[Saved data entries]
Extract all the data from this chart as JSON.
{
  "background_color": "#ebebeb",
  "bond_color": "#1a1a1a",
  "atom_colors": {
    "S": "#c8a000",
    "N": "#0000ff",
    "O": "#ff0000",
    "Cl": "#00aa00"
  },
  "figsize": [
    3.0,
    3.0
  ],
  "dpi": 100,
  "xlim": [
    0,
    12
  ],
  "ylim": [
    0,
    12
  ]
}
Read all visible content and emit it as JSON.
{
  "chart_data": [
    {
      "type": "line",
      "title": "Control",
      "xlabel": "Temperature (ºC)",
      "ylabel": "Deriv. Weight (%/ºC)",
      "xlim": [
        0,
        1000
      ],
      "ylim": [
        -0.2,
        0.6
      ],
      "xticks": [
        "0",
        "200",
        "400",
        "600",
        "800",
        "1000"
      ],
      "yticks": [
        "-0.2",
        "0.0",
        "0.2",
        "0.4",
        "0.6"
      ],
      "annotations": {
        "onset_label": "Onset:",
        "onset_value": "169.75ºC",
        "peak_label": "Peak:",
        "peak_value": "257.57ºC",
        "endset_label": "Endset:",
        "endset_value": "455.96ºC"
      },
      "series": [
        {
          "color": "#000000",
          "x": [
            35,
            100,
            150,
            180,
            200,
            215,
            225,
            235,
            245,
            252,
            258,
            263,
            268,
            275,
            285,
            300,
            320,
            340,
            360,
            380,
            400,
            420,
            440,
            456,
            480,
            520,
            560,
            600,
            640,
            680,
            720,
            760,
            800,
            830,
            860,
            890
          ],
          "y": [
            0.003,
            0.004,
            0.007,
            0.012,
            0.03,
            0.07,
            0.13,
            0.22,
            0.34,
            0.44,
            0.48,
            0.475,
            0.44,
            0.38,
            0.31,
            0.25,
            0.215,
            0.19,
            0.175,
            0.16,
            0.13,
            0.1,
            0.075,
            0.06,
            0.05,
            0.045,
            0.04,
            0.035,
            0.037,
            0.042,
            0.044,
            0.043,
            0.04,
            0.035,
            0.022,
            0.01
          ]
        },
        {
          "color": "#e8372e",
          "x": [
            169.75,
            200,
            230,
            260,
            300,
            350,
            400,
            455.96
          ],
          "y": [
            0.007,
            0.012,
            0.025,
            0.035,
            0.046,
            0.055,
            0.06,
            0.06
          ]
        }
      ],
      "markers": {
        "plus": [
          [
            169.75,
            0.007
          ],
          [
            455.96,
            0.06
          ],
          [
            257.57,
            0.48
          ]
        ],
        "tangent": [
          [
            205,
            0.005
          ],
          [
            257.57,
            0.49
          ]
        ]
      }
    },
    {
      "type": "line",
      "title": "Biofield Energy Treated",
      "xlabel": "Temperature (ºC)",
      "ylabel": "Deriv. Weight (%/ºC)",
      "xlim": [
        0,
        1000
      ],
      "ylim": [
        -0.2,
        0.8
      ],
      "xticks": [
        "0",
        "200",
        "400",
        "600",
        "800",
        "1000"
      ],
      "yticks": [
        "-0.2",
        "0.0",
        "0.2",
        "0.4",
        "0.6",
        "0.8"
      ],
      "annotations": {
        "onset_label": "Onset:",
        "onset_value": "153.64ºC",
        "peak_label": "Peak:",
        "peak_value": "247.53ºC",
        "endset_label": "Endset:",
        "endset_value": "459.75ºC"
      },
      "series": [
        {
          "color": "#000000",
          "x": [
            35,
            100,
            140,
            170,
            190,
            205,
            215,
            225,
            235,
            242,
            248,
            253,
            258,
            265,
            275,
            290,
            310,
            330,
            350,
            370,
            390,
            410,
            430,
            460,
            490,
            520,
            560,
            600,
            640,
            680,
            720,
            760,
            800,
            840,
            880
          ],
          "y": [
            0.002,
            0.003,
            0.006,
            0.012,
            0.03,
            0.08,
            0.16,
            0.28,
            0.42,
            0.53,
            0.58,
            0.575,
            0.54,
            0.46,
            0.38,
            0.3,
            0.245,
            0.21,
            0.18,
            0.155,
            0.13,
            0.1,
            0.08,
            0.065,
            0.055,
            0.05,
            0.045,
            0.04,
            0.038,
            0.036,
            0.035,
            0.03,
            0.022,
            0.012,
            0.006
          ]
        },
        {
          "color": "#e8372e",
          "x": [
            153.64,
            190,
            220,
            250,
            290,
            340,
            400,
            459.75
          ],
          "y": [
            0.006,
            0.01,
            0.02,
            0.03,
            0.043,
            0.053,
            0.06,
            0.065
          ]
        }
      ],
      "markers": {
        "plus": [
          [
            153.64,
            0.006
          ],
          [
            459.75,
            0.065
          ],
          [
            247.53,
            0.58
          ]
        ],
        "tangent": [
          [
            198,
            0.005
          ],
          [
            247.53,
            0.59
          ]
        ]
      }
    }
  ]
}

[What you will do] Make an exact copy of the listing, including every line.

[Task output]
Extract all the data from this chart as JSON.
{
  "background_color": "#ebebeb",
  "bond_color": "#1a1a1a",
  "atom_colors": {
    "S": "#c8a000",
    "N": "#0000ff",
    "O": "#ff0000",
    "Cl": "#00aa00"
  },
  "figsize": [
    3.0,
    3.0
  ],
  "dpi": 100,
  "xlim": [
    0,
    12
  ],
  "ylim": [
    0,
    12
  ]
}
Read all visible content and emit it as JSON.
{
  "chart_data": [
    {
      "type": "line",
      "title": "Control",
      "xlabel": "Temperature (ºC)",
      "ylabel": "Deriv. Weight (%/ºC)",
      "xlim": [
        0,
        1000
      ],
      "ylim": [
        -0.2,
        0.6
      ],
      "xticks": [
        "0",
        "200",
        "400",
        "600",
        "800",
        "1000"
      ],
      "yticks": [
        "-0.2",
        "0.0",
        "0.2",
        "0.4",
        "0.6"
      ],
      "annotations": {
        "onset_label": "Onset:",
        "onset_value": "169.75ºC",
        "peak_label": "Peak:",
        "peak_value": "257.57ºC",
        "endset_label": "Endset:",
        "endset_value": "455.96ºC"
      },
      "series": [
        {
          "color": "#000000",
          "x": [
            35,
            100,
            150,
            180,
            200,
            215,
            225,
            235,
            245,
            252,
            258,
            263,
            268,
            275,
            285,
            300,
            320,
            340,
            360,
            380,
            400,
            420,
            440,
            456,
            480,
            520,
            560,
            600,
            640,
            680,
            720,
            760,
            800,
            830,
            860,
            890
          ],
          "y": [
            0.003,
            0.004,
            0.007,
            0.012,
            0.03,
            0.07,
            0.13,
            0.22,
            0.34,
            0.44,
            0.48,
            0.475,
            0.44,
            0.38,
            0.31,
            0.25,
            0.215,
            0.19,
            0.175,
            0.16,
            0.13,
            0.1,
            0.075,
            0.06,
            0.05,
            0.045,
            0.04,
            0.035,
            0.037,
            0.042,
            0.044,
            0.043,
            0.04,
            0.035,
            0.022,
            0.01
          ]
        },
        {
          "color": "#e8372e",
          "x": [
            169.75,
            200,
            230,
            260,
            300,
            350,
            400,
            455.96
          ],
          "y": [
            0.007,
            0.012,
            0.025,
            0.035,
            0.046,
            0.055,
            0.06,
            0.06
          ]
        }
      ],
      "markers": {
        "plus": [
          [
            169.75,
            0.007
          ],
          [
            455.96,
            0.06
          ],
          [
            257.57,
            0.48
          ]
        ],
        "tangent": [
          [
            205,
            0.005
          ],
          [
            257.57,
            0.49
          ]
        ]
      }
    },
    {
      "type": "line",
      "title": "Biofield Energy Treated",
      "xlabel": "Temperature (ºC)",
      "ylabel": "Deriv. Weight (%/ºC)",
      "xlim": [
        0,
        1000
      ],
      "ylim": [
        -0.2,
        0.8
      ],
      "xticks": [
        "0",
        "200",
        "400",
        "600",
        "800",
        "1000"
      ],
      "yticks": [
        "-0.2",
        "0.0",
        "0.2",
        "0.4",
        "0.6",
        "0.8"
      ],
      "annotations": {
        "onset_label": "Onset:",
        "onset_value": "153.64ºC",
        "peak_label": "Peak:",
        "peak_value": "247.53ºC",
        "endset_label": "Endset:",
        "endset_value": "459.75ºC"
      },
      "series": [
        {
          "color": "#000000",
          "x": [
            35,
            100,
            140,
            170,
            190,
            205,
            215,
            225,
            235,
            242,
            248,
            253,
            258,
            265,
            275,
            290,
            310,
            330,
            350,
            370,
            390,
            410,
            430,
            460,
            490,
            520,
            560,
            600,
            640,
            680,
            720,
            760,
            800,
            840,
            880
          ],
          "y": [
            0.002,
            0.003,
            0.006,
            0.012,
            0.03,
            0.08,
            0.16,
            0.28,
            0.42,
            0.53,
            0.58,
            0.575,
            0.54,
            0.46,
            0.38,
            0.3,
            0.245,
            0.21,
            0.18,
            0.155,
            0.13,
            0.1,
            0.08,
            0.065,
            0.055,
            0.05,
            0.045,
            0.04,
            0.038,
            0.036,
            0.035,
            0.03,
            0.022,
            0.012,
            0.006
          ]
        },
        {
          "color": "#e8372e",
          "x": [
            153.64,
            190,
            220,
            250,
            290,
            340,
            400,
            459.75
          ],
          "y": [
            0.006,
            0.01,
            0.02,
            0.03,
            0.043,
            0.053,
            0.06,
            0.065
          ]
        }
      ],
      "markers": {
        "plus": [
          [
            153.64,
            0.006
          ],
          [
            459.75,
            0.065
          ],
          [
            247.53,
            0.58
          ]
        ],
        "tangent": [
          [
            198,
            0.005
          ],
          [
            247.53,
            0.59
          ]
        ]
      }
    }
  ]
}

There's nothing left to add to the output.